> [TO DO] Retype each line exactly. Skip images.

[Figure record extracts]
- - -

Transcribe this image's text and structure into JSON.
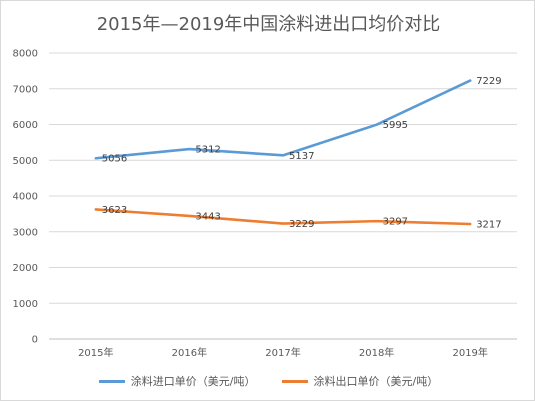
{
  "chart_data": {
    "type": "line",
    "title": "2015年—2019年中国涂料进出口均价对比",
    "categories": [
      "2015年",
      "2016年",
      "2017年",
      "2018年",
      "2019年"
    ],
    "series": [
      {
        "name": "涂料进口单价（美元/吨）",
        "values": [
          5056,
          5312,
          5137,
          5995,
          7229
        ],
        "color": "#5b9bd5"
      },
      {
        "name": "涂料出口单价（美元/吨）",
        "values": [
          3623,
          3443,
          3229,
          3297,
          3217
        ],
        "color": "#ed7d31"
      }
    ],
    "ylim": [
      0,
      8000
    ],
    "yticks": [
      "0",
      "1000",
      "2000",
      "3000",
      "4000",
      "5000",
      "6000",
      "7000",
      "8000"
    ],
    "grid": true,
    "legend_position": "bottom",
    "xlabel": "",
    "ylabel": ""
  }
}
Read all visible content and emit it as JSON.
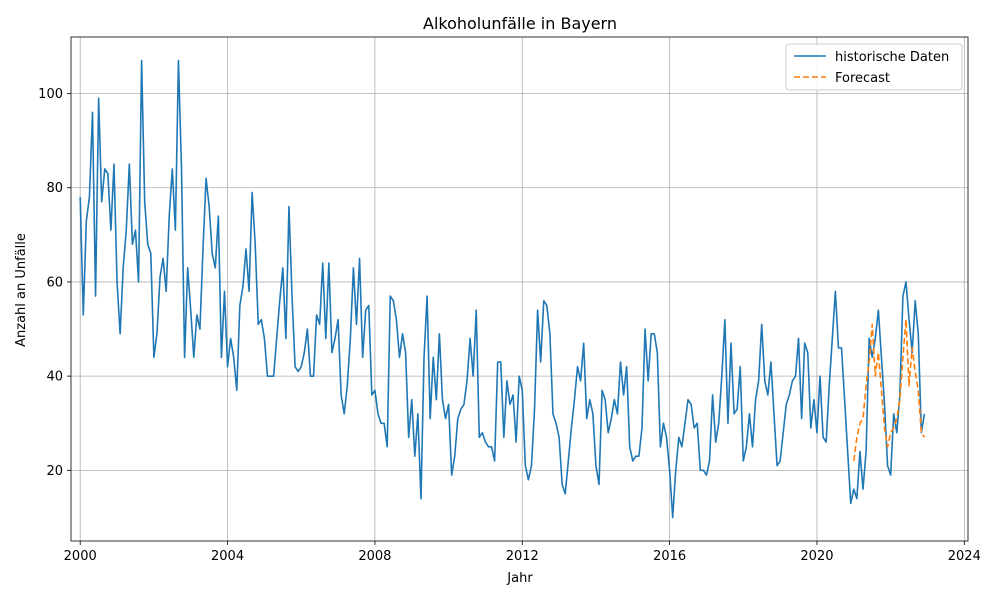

- - -

> [SOLUTION BELOW]
Transcribe this image's text and structure into JSON.
{
  "chart_data": {
    "type": "line",
    "title": "2015年—2019年中国涂料进出口均价对比",
    "categories": [
      "2015年",
      "2016年",
      "2017年",
      "2018年",
      "2019年"
    ],
    "series": [
      {
        "name": "涂料进口单价（美元/吨）",
        "values": [
          5056,
          5312,
          5137,
          5995,
          7229
        ],
        "color": "#5b9bd5"
      },
      {
        "name": "涂料出口单价（美元/吨）",
        "values": [
          3623,
          3443,
          3229,
          3297,
          3217
        ],
        "color": "#ed7d31"
      }
    ],
    "ylim": [
      0,
      8000
    ],
    "yticks": [
      "0",
      "1000",
      "2000",
      "3000",
      "4000",
      "5000",
      "6000",
      "7000",
      "8000"
    ],
    "grid": true,
    "legend_position": "bottom",
    "xlabel": "",
    "ylabel": ""
  }
}
Read all visible content and emit it as JSON.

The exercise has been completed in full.